(The request): Transcribe every line exactly and omit anything that is a picture.

Input start

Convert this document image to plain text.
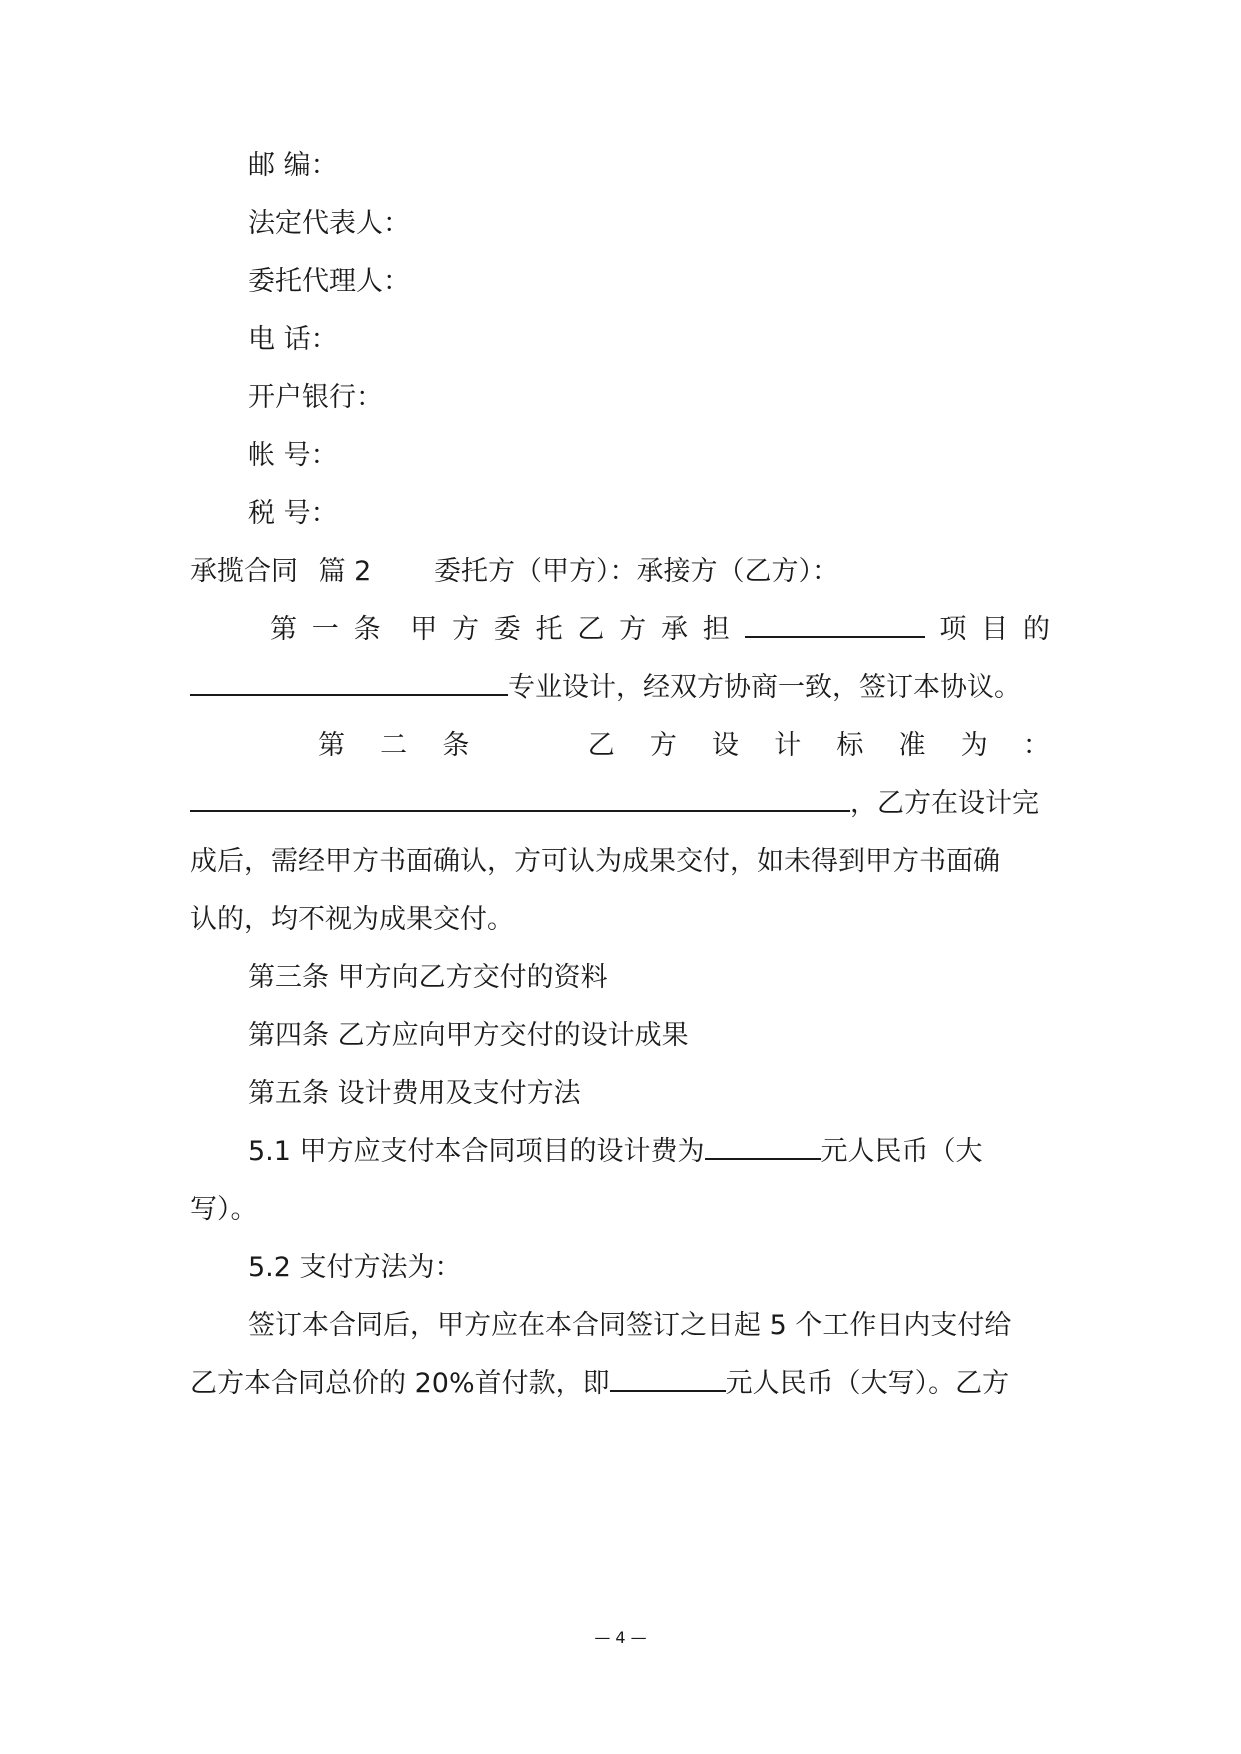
邮 编：
法定代表人：
委托代理人：
电 话：
开户银行：
帐 号：
税 号：
承揽合同 篇 2 委托方（甲方）：承接方（乙方）：
第 一 条 甲 方 委 托 乙 方 承 担	项 目 的
专业设计，经双方协商一致，签订本协议。
第 二 条	乙 方 设 计 标 准 为 ：
，乙方在设计完
成后，需经甲方书面确认，方可认为成果交付，如未得到甲方书面确
认的，均不视为成果交付。
第三条 甲方向乙方交付的资料
第四条 乙方应向甲方交付的设计成果
第五条 设计费用及支付方法
5.1 甲方应支付本合同项目的设计费为	元人民币（大
写）。
5.2 支付方法为：
签订本合同后，甲方应在本合同签订之日起 5 个工作日内支付给
乙方本合同总价的 20%首付款，即	元人民币（大写）。乙方
— 4 —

Input end

(Finished task):
Convert this document image to plain text.
邮 编：
法定代表人：
委托代理人：
电 话：
开户银行：
帐 号：
税 号：
承揽合同 篇 2 委托方（甲方）：承接方（乙方）：
第 一 条 甲 方 委 托 乙 方 承 担	项 目 的
专业设计，经双方协商一致，签订本协议。
第 二 条	乙 方 设 计 标 准 为 ：
，乙方在设计完
成后，需经甲方书面确认，方可认为成果交付，如未得到甲方书面确
认的，均不视为成果交付。
第三条 甲方向乙方交付的资料
第四条 乙方应向甲方交付的设计成果
第五条 设计费用及支付方法
5.1 甲方应支付本合同项目的设计费为	元人民币（大
写）。
5.2 支付方法为：
签订本合同后，甲方应在本合同签订之日起 5 个工作日内支付给
乙方本合同总价的 20%首付款，即	元人民币（大写）。乙方
— 4 —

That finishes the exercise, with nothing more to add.